**Problem statement:** Drop all images and give the records again exactly.

* start *

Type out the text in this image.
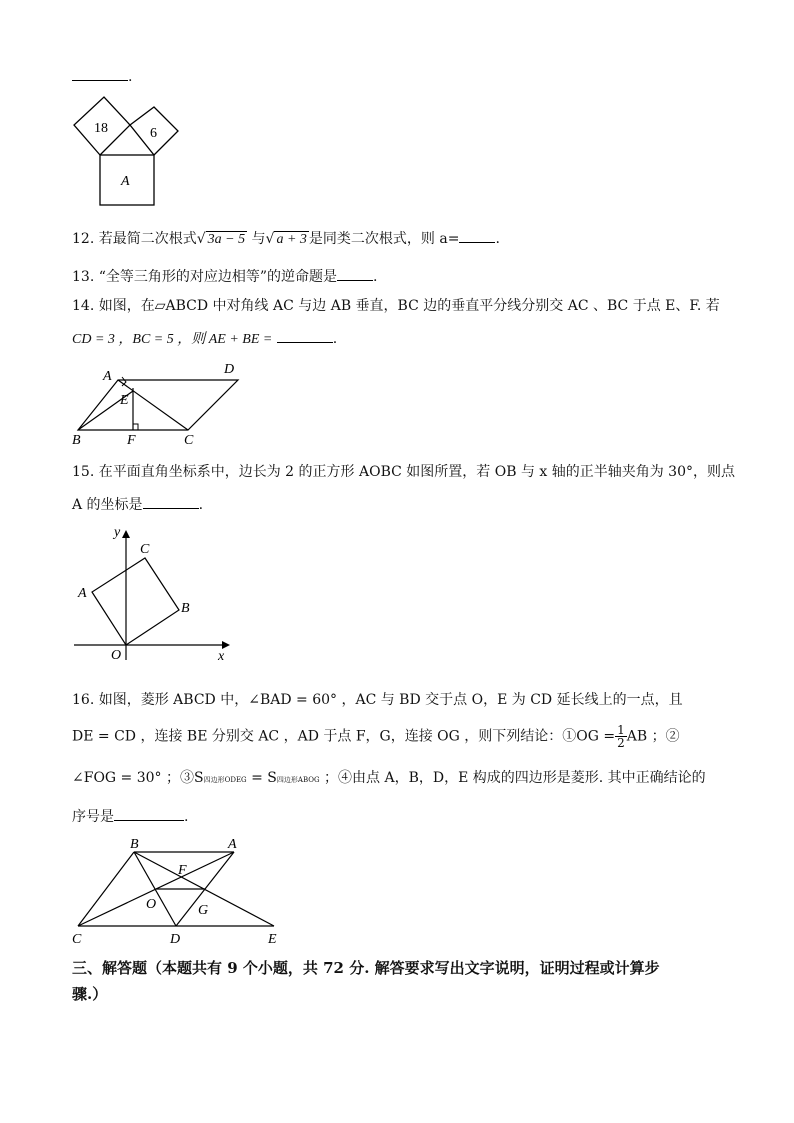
.
18	6
A
12. 若最简二次根式√ 3a − 5 与√ a + 3 是同类二次根式，则 a=	.
13. “全等三角形的对应边相等”的逆命题是	.
14. 如图，在▱ABCD 中对角线 AC 与边 AB 垂直，BC 边的垂直平分线分别交 AC 、BC 于点 E、F. 若
CD = 3 ，BC = 5 ，则 AE + BE =	.
A	D
E
B	F	C
15. 在平面直角坐标系中，边长为 2 的正方形 AOBC 如图所置，若 OB 与 x 轴的正半轴夹角为 30°，则点
A 的坐标是	.
y
x
C
A
B
O
16. 如图，菱形 ABCD 中，∠BAD = 60° ，AC 与 BD 交于点 O，E 为 CD 延长线上的一点，且
DE = CD ，连接 BE 分别交 AC ，AD 于点 F，G，连接 OG ，则下列结论：①OG = $\frac{1}{2}$ AB ；②
∠FOG = 30° ；③S四边形ODEG = S四边形ABOG ；④由点 A，B，D，E 构成的四边形是菱形. 其中正确结论的
序号是	.
B	A
F
O	G
C	D	E
三、解答题（本题共有 9 个小题，共 72 分. 解答要求写出文字说明，证明过程或计算步
骤.）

* end *

**Output of the task:**
Type out the text in this image.
.
18	6
A
12. 若最简二次根式√ 3a − 5 与√ a + 3 是同类二次根式，则 a=	.
13. “全等三角形的对应边相等”的逆命题是	.
14. 如图，在▱ABCD 中对角线 AC 与边 AB 垂直，BC 边的垂直平分线分别交 AC 、BC 于点 E、F. 若
CD = 3 ，BC = 5 ，则 AE + BE =	.
A	D
E
B	F	C
15. 在平面直角坐标系中，边长为 2 的正方形 AOBC 如图所置，若 OB 与 x 轴的正半轴夹角为 30°，则点
A 的坐标是	.
y
x
C
A
B
O
16. 如图，菱形 ABCD 中，∠BAD = 60° ，AC 与 BD 交于点 O，E 为 CD 延长线上的一点，且
DE = CD ，连接 BE 分别交 AC ，AD 于点 F，G，连接 OG ，则下列结论：①OG = $\frac{1}{2}$ AB ；②
∠FOG = 30° ；③S四边形ODEG = S四边形ABOG ；④由点 A，B，D，E 构成的四边形是菱形. 其中正确结论的
序号是	.
B	A
F
O	G
C	D	E
三、解答题（本题共有 9 个小题，共 72 分. 解答要求写出文字说明，证明过程或计算步
骤.）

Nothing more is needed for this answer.